**Goal of the exercise:**
Take the records underneath and set them down exactly.

**Dataset:**

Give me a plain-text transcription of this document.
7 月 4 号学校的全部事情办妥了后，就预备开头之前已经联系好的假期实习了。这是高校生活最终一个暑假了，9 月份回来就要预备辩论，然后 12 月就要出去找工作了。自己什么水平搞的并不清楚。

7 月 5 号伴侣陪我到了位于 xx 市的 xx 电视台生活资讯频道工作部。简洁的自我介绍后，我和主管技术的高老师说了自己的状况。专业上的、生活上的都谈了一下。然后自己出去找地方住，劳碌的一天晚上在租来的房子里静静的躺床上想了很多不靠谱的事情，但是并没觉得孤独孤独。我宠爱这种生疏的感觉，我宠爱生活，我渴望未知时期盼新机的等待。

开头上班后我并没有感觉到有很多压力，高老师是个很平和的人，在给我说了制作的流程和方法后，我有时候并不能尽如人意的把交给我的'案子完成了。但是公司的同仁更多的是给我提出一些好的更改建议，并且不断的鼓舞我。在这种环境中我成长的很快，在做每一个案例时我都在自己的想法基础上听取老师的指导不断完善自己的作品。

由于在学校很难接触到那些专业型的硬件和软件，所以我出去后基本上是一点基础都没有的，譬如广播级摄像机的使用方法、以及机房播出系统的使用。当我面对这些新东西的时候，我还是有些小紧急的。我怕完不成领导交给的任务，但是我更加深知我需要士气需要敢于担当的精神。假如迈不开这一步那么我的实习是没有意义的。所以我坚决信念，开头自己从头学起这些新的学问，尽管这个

**Reply:**
Give me a plain-text transcription of this document.
7 月 4 号学校的全部事情办妥了后，就预备开头之前已经联系好的假期实习了。这是高校生活最终一个暑假了，9 月份回来就要预备辩论，然后 12 月就要出去找工作了。自己什么水平搞的并不清楚。

7 月 5 号伴侣陪我到了位于 xx 市的 xx 电视台生活资讯频道工作部。简洁的自我介绍后，我和主管技术的高老师说了自己的状况。专业上的、生活上的都谈了一下。然后自己出去找地方住，劳碌的一天晚上在租来的房子里静静的躺床上想了很多不靠谱的事情，但是并没觉得孤独孤独。我宠爱这种生疏的感觉，我宠爱生活，我渴望未知时期盼新机的等待。

开头上班后我并没有感觉到有很多压力，高老师是个很平和的人，在给我说了制作的流程和方法后，我有时候并不能尽如人意的把交给我的'案子完成了。但是公司的同仁更多的是给我提出一些好的更改建议，并且不断的鼓舞我。在这种环境中我成长的很快，在做每一个案例时我都在自己的想法基础上听取老师的指导不断完善自己的作品。

由于在学校很难接触到那些专业型的硬件和软件，所以我出去后基本上是一点基础都没有的，譬如广播级摄像机的使用方法、以及机房播出系统的使用。当我面对这些新东西的时候，我还是有些小紧急的。我怕完不成领导交给的任务，但是我更加深知我需要士气需要敢于担当的精神。假如迈不开这一步那么我的实习是没有意义的。所以我坚决信念，开头自己从头学起这些新的学问，尽管这个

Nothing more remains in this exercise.